** WHAT IS NEEDED **
Copy the full set of lines exactly as given.

§

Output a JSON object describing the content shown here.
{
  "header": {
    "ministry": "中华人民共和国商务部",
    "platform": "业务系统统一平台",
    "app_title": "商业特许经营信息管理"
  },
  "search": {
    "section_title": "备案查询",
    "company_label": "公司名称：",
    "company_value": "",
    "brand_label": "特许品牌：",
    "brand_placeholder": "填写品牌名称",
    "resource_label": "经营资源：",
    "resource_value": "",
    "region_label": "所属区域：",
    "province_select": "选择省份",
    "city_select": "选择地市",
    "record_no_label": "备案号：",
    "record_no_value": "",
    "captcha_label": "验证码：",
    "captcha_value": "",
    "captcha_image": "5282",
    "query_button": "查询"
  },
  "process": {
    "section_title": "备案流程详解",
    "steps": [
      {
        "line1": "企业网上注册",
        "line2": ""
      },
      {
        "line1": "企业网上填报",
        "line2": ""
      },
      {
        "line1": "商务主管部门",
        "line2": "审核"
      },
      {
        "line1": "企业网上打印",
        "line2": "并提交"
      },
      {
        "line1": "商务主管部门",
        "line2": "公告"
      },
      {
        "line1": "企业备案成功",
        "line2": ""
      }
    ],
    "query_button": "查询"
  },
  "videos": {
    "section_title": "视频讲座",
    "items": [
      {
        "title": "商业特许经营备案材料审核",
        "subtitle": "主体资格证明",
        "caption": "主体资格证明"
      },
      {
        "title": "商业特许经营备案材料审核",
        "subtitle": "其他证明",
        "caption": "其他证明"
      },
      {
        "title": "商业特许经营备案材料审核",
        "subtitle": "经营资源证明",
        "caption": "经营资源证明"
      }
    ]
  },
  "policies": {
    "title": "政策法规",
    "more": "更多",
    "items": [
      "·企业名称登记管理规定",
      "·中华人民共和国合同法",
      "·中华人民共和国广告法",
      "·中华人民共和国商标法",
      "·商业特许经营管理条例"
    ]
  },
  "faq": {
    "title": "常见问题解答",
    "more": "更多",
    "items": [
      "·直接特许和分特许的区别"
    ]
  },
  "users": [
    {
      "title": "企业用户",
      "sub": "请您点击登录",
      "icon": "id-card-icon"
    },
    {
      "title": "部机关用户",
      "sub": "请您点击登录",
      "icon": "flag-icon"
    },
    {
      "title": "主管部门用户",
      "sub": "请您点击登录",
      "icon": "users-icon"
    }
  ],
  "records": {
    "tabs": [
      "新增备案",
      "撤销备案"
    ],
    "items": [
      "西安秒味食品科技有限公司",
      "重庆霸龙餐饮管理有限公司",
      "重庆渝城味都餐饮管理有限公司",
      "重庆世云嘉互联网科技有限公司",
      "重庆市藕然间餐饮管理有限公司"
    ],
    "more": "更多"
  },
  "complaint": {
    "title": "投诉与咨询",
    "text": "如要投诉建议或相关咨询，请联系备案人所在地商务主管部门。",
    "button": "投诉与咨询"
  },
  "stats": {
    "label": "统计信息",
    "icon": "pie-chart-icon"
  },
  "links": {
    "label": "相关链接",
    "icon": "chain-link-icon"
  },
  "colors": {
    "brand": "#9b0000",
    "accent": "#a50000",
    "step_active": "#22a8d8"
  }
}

§

** FULL SOLUTION **
Output a JSON object describing the content shown here.
{
  "header": {
    "ministry": "中华人民共和国商务部",
    "platform": "业务系统统一平台",
    "app_title": "商业特许经营信息管理"
  },
  "search": {
    "section_title": "备案查询",
    "company_label": "公司名称：",
    "company_value": "",
    "brand_label": "特许品牌：",
    "brand_placeholder": "填写品牌名称",
    "resource_label": "经营资源：",
    "resource_value": "",
    "region_label": "所属区域：",
    "province_select": "选择省份",
    "city_select": "选择地市",
    "record_no_label": "备案号：",
    "record_no_value": "",
    "captcha_label": "验证码：",
    "captcha_value": "",
    "captcha_image": "5282",
    "query_button": "查询"
  },
  "process": {
    "section_title": "备案流程详解",
    "steps": [
      {
        "line1": "企业网上注册",
        "line2": ""
      },
      {
        "line1": "企业网上填报",
        "line2": ""
      },
      {
        "line1": "商务主管部门",
        "line2": "审核"
      },
      {
        "line1": "企业网上打印",
        "line2": "并提交"
      },
      {
        "line1": "商务主管部门",
        "line2": "公告"
      },
      {
        "line1": "企业备案成功",
        "line2": ""
      }
    ],
    "query_button": "查询"
  },
  "videos": {
    "section_title": "视频讲座",
    "items": [
      {
        "title": "商业特许经营备案材料审核",
        "subtitle": "主体资格证明",
        "caption": "主体资格证明"
      },
      {
        "title": "商业特许经营备案材料审核",
        "subtitle": "其他证明",
        "caption": "其他证明"
      },
      {
        "title": "商业特许经营备案材料审核",
        "subtitle": "经营资源证明",
        "caption": "经营资源证明"
      }
    ]
  },
  "policies": {
    "title": "政策法规",
    "more": "更多",
    "items": [
      "·企业名称登记管理规定",
      "·中华人民共和国合同法",
      "·中华人民共和国广告法",
      "·中华人民共和国商标法",
      "·商业特许经营管理条例"
    ]
  },
  "faq": {
    "title": "常见问题解答",
    "more": "更多",
    "items": [
      "·直接特许和分特许的区别"
    ]
  },
  "users": [
    {
      "title": "企业用户",
      "sub": "请您点击登录",
      "icon": "id-card-icon"
    },
    {
      "title": "部机关用户",
      "sub": "请您点击登录",
      "icon": "flag-icon"
    },
    {
      "title": "主管部门用户",
      "sub": "请您点击登录",
      "icon": "users-icon"
    }
  ],
  "records": {
    "tabs": [
      "新增备案",
      "撤销备案"
    ],
    "items": [
      "西安秒味食品科技有限公司",
      "重庆霸龙餐饮管理有限公司",
      "重庆渝城味都餐饮管理有限公司",
      "重庆世云嘉互联网科技有限公司",
      "重庆市藕然间餐饮管理有限公司"
    ],
    "more": "更多"
  },
  "complaint": {
    "title": "投诉与咨询",
    "text": "如要投诉建议或相关咨询，请联系备案人所在地商务主管部门。",
    "button": "投诉与咨询"
  },
  "stats": {
    "label": "统计信息",
    "icon": "pie-chart-icon"
  },
  "links": {
    "label": "相关链接",
    "icon": "chain-link-icon"
  },
  "colors": {
    "brand": "#9b0000",
    "accent": "#a50000",
    "step_active": "#22a8d8"
  }
}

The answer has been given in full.